[Extracted data entries]
-------

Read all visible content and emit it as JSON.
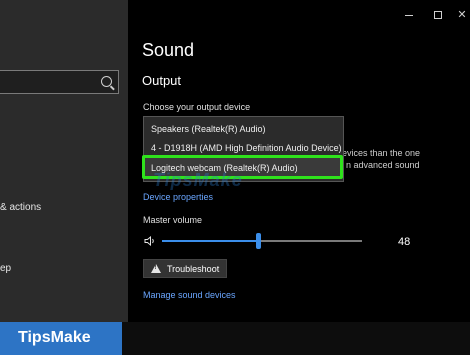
{
  "sidebar": {
    "items": [
      "& actions",
      "ep"
    ]
  },
  "window": {
    "close_glyph": "✕"
  },
  "page": {
    "title": "Sound",
    "section": "Output",
    "output_label": "Choose your output device",
    "devices": [
      "Speakers (Realtek(R) Audio)",
      "4 - D1918H (AMD High Definition Audio Device)",
      "Logitech webcam (Realtek(R) Audio)"
    ],
    "behind_text": [
      "evices than the one",
      "n advanced sound"
    ],
    "device_properties_link": "Device properties",
    "master_volume_label": "Master volume",
    "volume": 48,
    "volume_text": "48",
    "troubleshoot_label": "Troubleshoot",
    "manage_link": "Manage sound devices"
  },
  "watermark": "TipsMake",
  "brand": {
    "name": "TipsMake",
    "color": "#2d74c5"
  },
  "colors": {
    "accent": "#3b8eea",
    "highlight_box": "#2fe21c"
  }
}
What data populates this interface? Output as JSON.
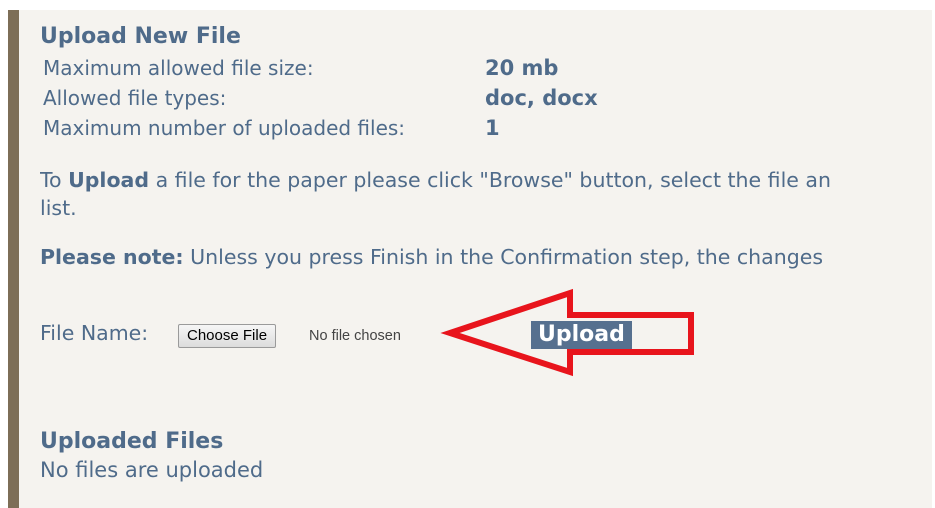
{
  "upload_section": {
    "title": "Upload New File",
    "info": [
      {
        "label": "Maximum allowed file size:",
        "value": "20 mb"
      },
      {
        "label": "Allowed file types:",
        "value": "doc, docx"
      },
      {
        "label": "Maximum number of uploaded files:",
        "value": "1"
      }
    ],
    "instructions": {
      "prefix": "To ",
      "bold_word": "Upload",
      "rest_line1": " a file for the paper please click \"Browse\" button, select the file an",
      "line2": "list."
    },
    "note": {
      "label": "Please note:",
      "text": " Unless you press Finish in the Confirmation step, the changes"
    },
    "file_name_label": "File Name:",
    "choose_file_label": "Choose File",
    "no_file_text": "No file chosen",
    "upload_button_label": "Upload"
  },
  "uploaded_section": {
    "title": "Uploaded Files",
    "status": "No files are uploaded"
  },
  "colors": {
    "text": "#4f6b8a",
    "panel_bg": "#f5f3ef",
    "left_border": "#7d6e57",
    "upload_button_bg": "#56708f",
    "annotation_arrow": "#e8141c"
  },
  "annotation": {
    "type": "arrow",
    "direction": "left"
  }
}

-------

# [What you have to do]
Copy every line of the entries above in which "Realtek" occurs.

# [Answer for the task]
      "Speakers (Realtek(R) Audio)",
      "Logitech webcam (Realtek(R) Audio)"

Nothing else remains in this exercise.